THE EXERCISE :: Each line that includes "crossed" counts once; give the total and nothing besides.

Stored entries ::
^^^^^^^^^^^^^^^^
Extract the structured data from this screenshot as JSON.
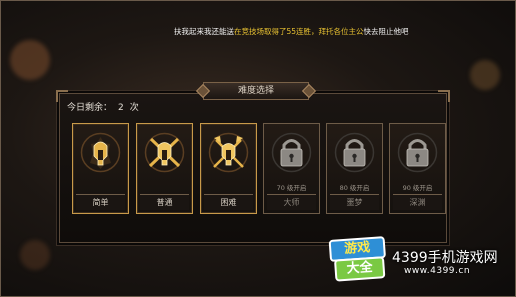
{
  "broadcast": {
    "white_1": "扶我起来我还能送",
    "yellow_1": "在竞技场取得了55连胜，拜托各位主公",
    "white_2": "快去阻止他吧"
  },
  "dialog": {
    "title": "难度选择",
    "remaining_label": "今日剩余：",
    "remaining_count": "2",
    "remaining_unit": "次",
    "difficulties": [
      {
        "label": "简单",
        "locked": false,
        "unlock_text": "",
        "emblem": "spartan-helmet-icon"
      },
      {
        "label": "普通",
        "locked": false,
        "unlock_text": "",
        "emblem": "helmet-crossed-swords-icon"
      },
      {
        "label": "困难",
        "locked": false,
        "unlock_text": "",
        "emblem": "helmet-crossed-axes-icon"
      },
      {
        "label": "大师",
        "locked": true,
        "unlock_text": "70 级开启",
        "emblem": "padlock-icon"
      },
      {
        "label": "噩梦",
        "locked": true,
        "unlock_text": "80 级开启",
        "emblem": "padlock-icon"
      },
      {
        "label": "深渊",
        "locked": true,
        "unlock_text": "90 级开启",
        "emblem": "padlock-icon"
      }
    ]
  },
  "watermark": {
    "logo_top": "游戏",
    "logo_bottom": "大全",
    "site_name": "4399手机游戏网",
    "site_url": "www.4399.cn"
  },
  "colors": {
    "broadcast_highlight": "#e8c232",
    "frame_gold": "#c89a4a",
    "emblem_gold": "#e6b44a"
  }
}
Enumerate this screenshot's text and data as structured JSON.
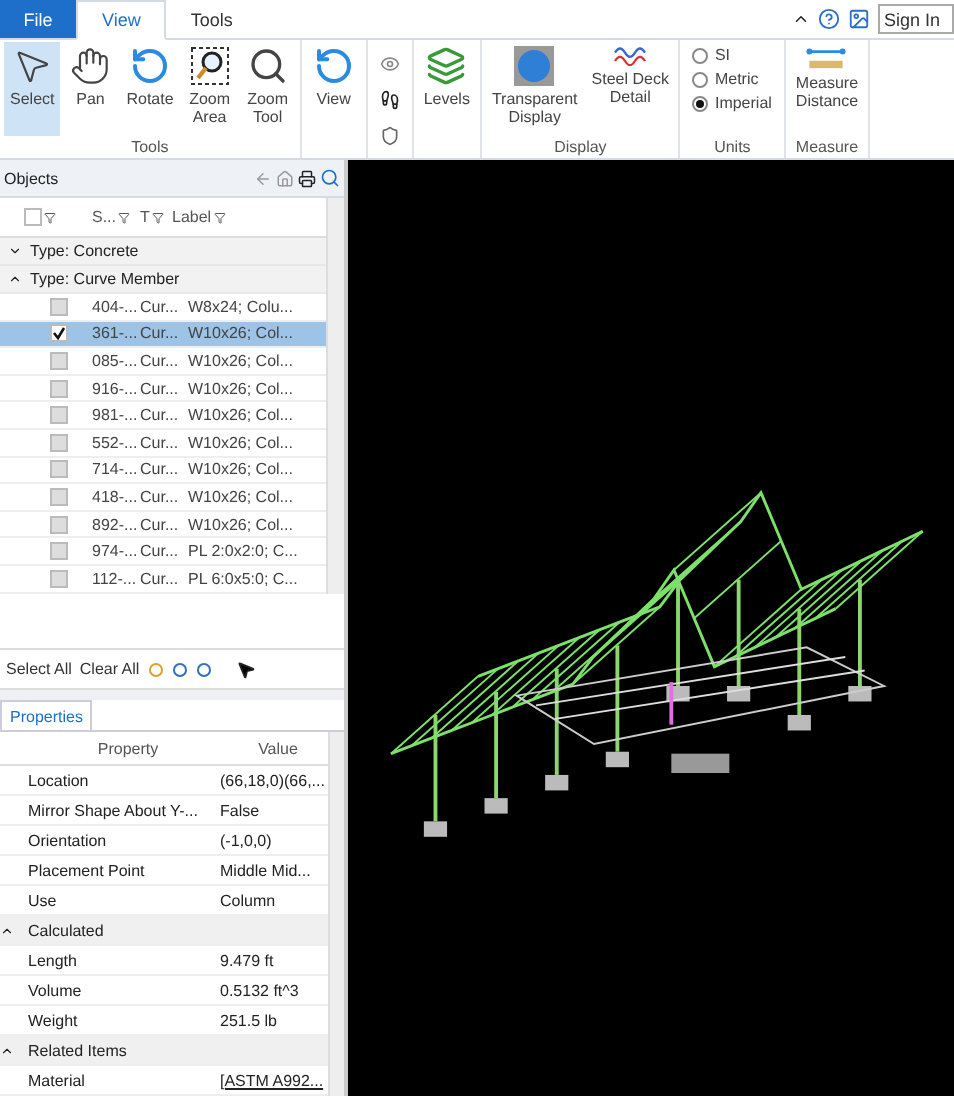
{
  "menu_tabs": [
    {
      "label": "File",
      "kind": "file",
      "selected": false
    },
    {
      "label": "View",
      "kind": "tab",
      "selected": true
    },
    {
      "label": "Tools",
      "kind": "tab",
      "selected": false
    }
  ],
  "sign_in": {
    "placeholder": "Sign In"
  },
  "ribbon_groups": [
    {
      "label": "Tools",
      "kind": "buttons",
      "buttons": [
        {
          "label": "Select",
          "kind": "pointer",
          "selected": true
        },
        {
          "label": "Pan",
          "kind": "hand",
          "selected": false
        },
        {
          "label": "Rotate",
          "kind": "rotate",
          "selected": false
        },
        {
          "label": "Zoom\nArea",
          "kind": "zoomarea",
          "selected": false
        },
        {
          "label": "Zoom\nTool",
          "kind": "zoom",
          "selected": false
        }
      ]
    },
    {
      "kind": "buttons",
      "buttons": [
        {
          "label": "View",
          "kind": "rotate",
          "selected": false
        }
      ]
    },
    {
      "kind": "icons"
    },
    {
      "kind": "buttons",
      "buttons": [
        {
          "label": "Levels",
          "kind": "layers",
          "selected": false
        }
      ]
    },
    {
      "label": "Display",
      "kind": "buttons",
      "buttons": [
        {
          "label": "Transparent\nDisplay",
          "kind": "sphere",
          "selected": false
        },
        {
          "label": "Steel Deck\nDetail",
          "kind": "wave",
          "selected": false
        }
      ]
    },
    {
      "label": "Units",
      "kind": "radios",
      "options": [
        {
          "label": "SI",
          "selected": false
        },
        {
          "label": "Metric",
          "selected": false
        },
        {
          "label": "Imperial",
          "selected": true
        }
      ]
    },
    {
      "label": "Measure",
      "kind": "buttons",
      "buttons": [
        {
          "label": "Measure\nDistance",
          "kind": "ruler",
          "selected": false
        }
      ]
    }
  ],
  "objects": {
    "title": "Objects",
    "all_checked": false,
    "columns": [
      "S...",
      "T",
      "Label"
    ],
    "groups": [
      {
        "label": "Type: Concrete",
        "expanded": false
      },
      {
        "label": "Type: Curve Member",
        "expanded": true,
        "rows": [
          {
            "id": "404-...",
            "type": "Cur...",
            "label": "W8x24; Colu...",
            "checked": false,
            "selected": false
          },
          {
            "id": "361-...",
            "type": "Cur...",
            "label": "W10x26; Col...",
            "checked": true,
            "selected": true
          },
          {
            "id": "085-...",
            "type": "Cur...",
            "label": "W10x26; Col...",
            "checked": false,
            "selected": false
          },
          {
            "id": "916-...",
            "type": "Cur...",
            "label": "W10x26; Col...",
            "checked": false,
            "selected": false
          },
          {
            "id": "981-...",
            "type": "Cur...",
            "label": "W10x26; Col...",
            "checked": false,
            "selected": false
          },
          {
            "id": "552-...",
            "type": "Cur...",
            "label": "W10x26; Col...",
            "checked": false,
            "selected": false
          },
          {
            "id": "714-...",
            "type": "Cur...",
            "label": "W10x26; Col...",
            "checked": false,
            "selected": false
          },
          {
            "id": "418-...",
            "type": "Cur...",
            "label": "W10x26; Col...",
            "checked": false,
            "selected": false
          },
          {
            "id": "892-...",
            "type": "Cur...",
            "label": "W10x26; Col...",
            "checked": false,
            "selected": false
          },
          {
            "id": "974-...",
            "type": "Cur...",
            "label": "PL 2:0x2:0; C...",
            "checked": false,
            "selected": false
          },
          {
            "id": "112-...",
            "type": "Cur...",
            "label": "PL 6:0x5:0; C...",
            "checked": false,
            "selected": false
          }
        ]
      }
    ],
    "actions": [
      "Select All",
      "Clear All"
    ]
  },
  "properties": {
    "tab": "Properties",
    "columns": [
      "Property",
      "Value"
    ],
    "items": [
      {
        "kind": "row",
        "name": "Location",
        "value": "(66,18,0)(66,..."
      },
      {
        "kind": "row",
        "name": "Mirror Shape About Y-...",
        "value": "False"
      },
      {
        "kind": "row",
        "name": "Orientation",
        "value": "(-1,0,0)"
      },
      {
        "kind": "row",
        "name": "Placement Point",
        "value": "Middle Mid..."
      },
      {
        "kind": "row",
        "name": "Use",
        "value": "Column"
      },
      {
        "kind": "group",
        "name": "Calculated",
        "expanded": true
      },
      {
        "kind": "row",
        "name": "Length",
        "value": "9.479 ft"
      },
      {
        "kind": "row",
        "name": "Volume",
        "value": "0.5132 ft^3"
      },
      {
        "kind": "row",
        "name": "Weight",
        "value": "251.5 lb"
      },
      {
        "kind": "group",
        "name": "Related Items",
        "expanded": true
      },
      {
        "kind": "link",
        "name": "Material",
        "value": "[ASTM A992..."
      }
    ]
  }
}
^^^^^^^^^^^^^^^^
WRITTEN RESPONSE :: 2